[What is needed]
Review the listing and copy each line that holds the word "Games".

Data records:
/---
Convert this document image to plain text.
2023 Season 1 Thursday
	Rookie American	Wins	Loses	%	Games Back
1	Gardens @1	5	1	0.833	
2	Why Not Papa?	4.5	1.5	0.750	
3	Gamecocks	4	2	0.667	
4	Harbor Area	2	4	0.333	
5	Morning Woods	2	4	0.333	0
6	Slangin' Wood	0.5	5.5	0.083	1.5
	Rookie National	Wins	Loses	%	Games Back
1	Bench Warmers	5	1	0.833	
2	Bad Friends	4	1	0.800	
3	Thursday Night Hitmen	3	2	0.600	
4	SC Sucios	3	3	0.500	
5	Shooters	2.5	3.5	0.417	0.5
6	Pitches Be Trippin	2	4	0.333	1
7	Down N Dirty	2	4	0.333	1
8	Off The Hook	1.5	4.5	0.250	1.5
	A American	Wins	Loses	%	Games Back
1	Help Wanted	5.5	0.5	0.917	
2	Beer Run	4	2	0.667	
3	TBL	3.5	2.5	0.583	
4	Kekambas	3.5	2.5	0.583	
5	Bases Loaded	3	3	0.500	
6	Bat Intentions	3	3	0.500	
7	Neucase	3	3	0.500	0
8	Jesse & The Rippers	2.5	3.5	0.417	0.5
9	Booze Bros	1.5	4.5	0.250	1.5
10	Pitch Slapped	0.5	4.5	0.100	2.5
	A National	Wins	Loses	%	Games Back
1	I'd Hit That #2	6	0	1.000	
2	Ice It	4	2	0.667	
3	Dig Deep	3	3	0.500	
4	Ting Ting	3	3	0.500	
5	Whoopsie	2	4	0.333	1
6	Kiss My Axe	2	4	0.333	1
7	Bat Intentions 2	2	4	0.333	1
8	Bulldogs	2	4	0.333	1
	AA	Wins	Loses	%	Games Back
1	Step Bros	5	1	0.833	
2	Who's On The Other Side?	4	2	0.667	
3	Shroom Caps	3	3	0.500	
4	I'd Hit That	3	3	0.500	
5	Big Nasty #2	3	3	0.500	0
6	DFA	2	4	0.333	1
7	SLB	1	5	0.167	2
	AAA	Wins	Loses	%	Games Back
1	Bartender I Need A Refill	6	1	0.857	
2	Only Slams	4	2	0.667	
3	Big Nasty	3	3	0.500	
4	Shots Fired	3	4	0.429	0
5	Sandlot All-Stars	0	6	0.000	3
\---
[Output below]
	Rookie American	Wins	Loses	%	Games Back
	Rookie National	Wins	Loses	%	Games Back
	A American	Wins	Loses	%	Games Back
	A National	Wins	Loses	%	Games Back
	AA	Wins	Loses	%	Games Back
	AAA	Wins	Loses	%	Games Back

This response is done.